[start of DATA FOR THIS TASK]

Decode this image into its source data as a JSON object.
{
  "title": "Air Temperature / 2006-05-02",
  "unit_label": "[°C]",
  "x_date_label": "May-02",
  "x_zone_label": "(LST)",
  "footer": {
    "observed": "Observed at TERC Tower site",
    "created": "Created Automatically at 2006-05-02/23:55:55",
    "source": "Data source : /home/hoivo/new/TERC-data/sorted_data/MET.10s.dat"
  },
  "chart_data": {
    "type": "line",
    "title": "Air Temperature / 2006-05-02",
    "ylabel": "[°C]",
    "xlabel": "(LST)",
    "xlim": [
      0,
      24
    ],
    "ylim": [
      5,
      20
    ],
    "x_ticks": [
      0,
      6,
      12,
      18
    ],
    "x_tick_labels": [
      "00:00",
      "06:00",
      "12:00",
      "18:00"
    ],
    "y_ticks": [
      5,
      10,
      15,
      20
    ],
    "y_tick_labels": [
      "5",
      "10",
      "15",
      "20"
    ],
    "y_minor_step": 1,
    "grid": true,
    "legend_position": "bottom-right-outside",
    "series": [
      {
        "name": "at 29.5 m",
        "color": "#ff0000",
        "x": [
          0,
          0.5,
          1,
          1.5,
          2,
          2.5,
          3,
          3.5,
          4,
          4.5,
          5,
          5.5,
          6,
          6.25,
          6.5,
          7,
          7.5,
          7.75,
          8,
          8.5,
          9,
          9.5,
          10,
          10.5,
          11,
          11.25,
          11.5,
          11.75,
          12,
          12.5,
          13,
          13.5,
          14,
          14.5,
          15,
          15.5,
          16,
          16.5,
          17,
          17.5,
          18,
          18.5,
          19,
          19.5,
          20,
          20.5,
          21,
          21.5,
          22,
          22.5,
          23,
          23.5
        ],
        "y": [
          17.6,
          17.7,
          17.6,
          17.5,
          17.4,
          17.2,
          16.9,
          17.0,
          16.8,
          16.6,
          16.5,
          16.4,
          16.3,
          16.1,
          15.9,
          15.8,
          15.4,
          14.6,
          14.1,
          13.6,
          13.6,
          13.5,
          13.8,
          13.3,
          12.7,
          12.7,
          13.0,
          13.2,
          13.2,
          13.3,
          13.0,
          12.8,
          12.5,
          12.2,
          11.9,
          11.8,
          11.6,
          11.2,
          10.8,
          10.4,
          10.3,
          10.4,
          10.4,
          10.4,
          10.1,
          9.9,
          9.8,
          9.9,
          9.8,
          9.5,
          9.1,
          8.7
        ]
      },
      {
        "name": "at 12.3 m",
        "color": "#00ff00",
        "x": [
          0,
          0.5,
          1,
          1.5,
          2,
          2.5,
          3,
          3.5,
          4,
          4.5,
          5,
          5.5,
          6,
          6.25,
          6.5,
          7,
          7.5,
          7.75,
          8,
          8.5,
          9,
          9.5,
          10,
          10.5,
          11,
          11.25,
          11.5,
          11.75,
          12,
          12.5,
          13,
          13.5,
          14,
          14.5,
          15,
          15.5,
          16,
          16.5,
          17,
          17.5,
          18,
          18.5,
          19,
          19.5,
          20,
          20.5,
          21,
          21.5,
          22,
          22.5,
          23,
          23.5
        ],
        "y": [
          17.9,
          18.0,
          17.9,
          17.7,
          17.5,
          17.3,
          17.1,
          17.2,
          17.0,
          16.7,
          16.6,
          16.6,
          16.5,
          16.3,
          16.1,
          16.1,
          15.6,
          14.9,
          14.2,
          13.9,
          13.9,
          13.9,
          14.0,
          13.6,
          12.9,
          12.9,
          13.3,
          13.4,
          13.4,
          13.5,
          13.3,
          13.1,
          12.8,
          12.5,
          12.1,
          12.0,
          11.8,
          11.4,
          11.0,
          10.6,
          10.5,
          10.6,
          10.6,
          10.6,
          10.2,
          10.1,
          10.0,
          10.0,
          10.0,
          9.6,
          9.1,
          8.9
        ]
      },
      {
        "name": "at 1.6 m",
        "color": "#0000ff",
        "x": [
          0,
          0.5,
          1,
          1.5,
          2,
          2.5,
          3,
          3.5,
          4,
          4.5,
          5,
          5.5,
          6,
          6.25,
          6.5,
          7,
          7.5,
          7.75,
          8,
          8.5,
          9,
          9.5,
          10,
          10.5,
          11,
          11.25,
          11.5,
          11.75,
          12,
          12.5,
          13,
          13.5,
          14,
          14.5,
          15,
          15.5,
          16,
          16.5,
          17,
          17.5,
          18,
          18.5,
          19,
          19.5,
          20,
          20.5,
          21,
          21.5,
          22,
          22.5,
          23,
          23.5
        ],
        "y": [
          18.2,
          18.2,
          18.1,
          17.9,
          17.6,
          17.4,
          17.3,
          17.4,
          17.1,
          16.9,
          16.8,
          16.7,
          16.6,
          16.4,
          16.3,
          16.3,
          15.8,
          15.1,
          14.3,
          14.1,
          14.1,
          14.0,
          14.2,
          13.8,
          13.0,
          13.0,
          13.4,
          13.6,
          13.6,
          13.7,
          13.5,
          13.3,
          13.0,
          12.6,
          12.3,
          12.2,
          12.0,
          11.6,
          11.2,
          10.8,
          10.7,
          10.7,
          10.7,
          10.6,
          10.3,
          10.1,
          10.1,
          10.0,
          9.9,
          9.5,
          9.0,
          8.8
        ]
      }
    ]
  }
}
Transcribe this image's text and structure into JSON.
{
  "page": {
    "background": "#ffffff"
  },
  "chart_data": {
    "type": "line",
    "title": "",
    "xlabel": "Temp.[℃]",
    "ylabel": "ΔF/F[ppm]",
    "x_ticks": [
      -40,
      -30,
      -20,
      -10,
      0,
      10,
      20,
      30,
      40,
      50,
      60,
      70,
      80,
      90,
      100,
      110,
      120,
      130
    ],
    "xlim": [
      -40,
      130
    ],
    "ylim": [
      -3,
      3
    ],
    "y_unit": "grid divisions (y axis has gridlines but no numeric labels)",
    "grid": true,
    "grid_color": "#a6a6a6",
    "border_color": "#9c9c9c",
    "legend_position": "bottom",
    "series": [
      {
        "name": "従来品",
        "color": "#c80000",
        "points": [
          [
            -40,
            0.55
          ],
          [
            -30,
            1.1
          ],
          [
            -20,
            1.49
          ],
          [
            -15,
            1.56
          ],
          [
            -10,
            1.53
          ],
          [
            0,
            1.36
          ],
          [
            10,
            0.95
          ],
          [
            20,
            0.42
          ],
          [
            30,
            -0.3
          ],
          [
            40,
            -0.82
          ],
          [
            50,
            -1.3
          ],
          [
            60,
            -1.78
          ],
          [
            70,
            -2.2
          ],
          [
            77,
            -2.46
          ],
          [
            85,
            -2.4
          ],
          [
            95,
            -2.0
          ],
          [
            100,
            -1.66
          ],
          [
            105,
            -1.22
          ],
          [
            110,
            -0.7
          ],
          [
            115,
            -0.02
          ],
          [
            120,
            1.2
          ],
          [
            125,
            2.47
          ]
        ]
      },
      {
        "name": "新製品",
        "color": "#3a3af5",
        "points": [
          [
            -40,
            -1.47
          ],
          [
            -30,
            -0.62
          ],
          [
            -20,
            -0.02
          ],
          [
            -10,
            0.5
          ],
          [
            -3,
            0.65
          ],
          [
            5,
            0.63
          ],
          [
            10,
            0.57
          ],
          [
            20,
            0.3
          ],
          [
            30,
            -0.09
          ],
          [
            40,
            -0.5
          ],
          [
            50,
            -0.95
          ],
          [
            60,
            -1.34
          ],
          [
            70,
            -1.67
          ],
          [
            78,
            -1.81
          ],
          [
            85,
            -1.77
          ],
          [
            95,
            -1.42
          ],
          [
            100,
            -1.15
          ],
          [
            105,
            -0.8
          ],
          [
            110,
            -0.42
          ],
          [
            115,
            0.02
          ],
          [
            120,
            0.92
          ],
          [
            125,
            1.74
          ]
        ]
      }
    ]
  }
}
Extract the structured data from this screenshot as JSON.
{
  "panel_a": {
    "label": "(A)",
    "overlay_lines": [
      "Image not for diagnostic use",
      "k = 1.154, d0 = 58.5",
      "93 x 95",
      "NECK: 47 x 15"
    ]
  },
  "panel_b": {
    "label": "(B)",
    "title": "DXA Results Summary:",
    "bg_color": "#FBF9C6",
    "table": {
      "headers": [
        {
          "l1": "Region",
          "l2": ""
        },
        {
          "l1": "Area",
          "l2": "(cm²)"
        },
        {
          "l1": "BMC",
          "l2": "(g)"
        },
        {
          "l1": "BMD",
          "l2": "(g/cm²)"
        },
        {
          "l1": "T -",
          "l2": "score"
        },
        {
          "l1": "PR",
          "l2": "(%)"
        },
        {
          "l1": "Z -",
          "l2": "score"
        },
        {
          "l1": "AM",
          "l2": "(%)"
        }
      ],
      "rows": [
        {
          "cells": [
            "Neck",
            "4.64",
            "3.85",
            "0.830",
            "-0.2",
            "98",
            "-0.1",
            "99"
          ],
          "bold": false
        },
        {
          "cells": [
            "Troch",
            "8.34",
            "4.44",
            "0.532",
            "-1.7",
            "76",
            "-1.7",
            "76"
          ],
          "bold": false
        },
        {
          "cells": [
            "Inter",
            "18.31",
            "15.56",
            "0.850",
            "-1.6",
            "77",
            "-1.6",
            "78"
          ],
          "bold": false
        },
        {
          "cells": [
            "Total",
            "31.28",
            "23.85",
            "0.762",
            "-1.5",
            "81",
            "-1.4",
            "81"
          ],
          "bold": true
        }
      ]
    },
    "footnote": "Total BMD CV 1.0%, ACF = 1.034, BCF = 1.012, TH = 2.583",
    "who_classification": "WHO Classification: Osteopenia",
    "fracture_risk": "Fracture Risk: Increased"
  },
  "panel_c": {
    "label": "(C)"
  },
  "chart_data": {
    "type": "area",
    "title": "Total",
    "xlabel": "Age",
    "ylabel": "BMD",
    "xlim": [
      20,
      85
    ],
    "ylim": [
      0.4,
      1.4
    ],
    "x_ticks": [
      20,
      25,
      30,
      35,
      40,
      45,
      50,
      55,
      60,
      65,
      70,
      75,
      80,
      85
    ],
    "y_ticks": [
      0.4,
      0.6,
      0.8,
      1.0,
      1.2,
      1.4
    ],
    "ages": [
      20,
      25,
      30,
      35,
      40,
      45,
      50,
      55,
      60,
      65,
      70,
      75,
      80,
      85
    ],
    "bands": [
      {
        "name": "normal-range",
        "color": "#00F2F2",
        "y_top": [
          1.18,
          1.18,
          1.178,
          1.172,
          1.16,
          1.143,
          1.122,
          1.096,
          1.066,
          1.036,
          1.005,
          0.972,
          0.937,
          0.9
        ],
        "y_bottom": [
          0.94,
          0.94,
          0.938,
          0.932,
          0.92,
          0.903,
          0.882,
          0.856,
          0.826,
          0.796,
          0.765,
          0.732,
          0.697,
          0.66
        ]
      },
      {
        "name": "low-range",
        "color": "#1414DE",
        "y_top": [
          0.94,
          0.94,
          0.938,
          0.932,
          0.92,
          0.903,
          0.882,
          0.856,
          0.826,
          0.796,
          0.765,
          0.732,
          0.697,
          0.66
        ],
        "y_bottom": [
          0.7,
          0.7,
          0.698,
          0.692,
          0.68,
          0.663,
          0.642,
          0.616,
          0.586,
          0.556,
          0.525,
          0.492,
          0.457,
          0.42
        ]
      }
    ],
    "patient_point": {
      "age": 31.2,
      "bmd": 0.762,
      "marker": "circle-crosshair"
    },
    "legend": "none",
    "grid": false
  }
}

[end of DATA FOR THIS TASK]

§ REQUIRED WORK: Using the data above, copy each line that contains "name".

§ FINISHED EXERCISE:
        "name": "at 29.5 m",
        "name": "at 12.3 m",
        "name": "at 1.6 m",
        "name": "従来品",
        "name": "新製品",
        "name": "normal-range",
        "name": "low-range",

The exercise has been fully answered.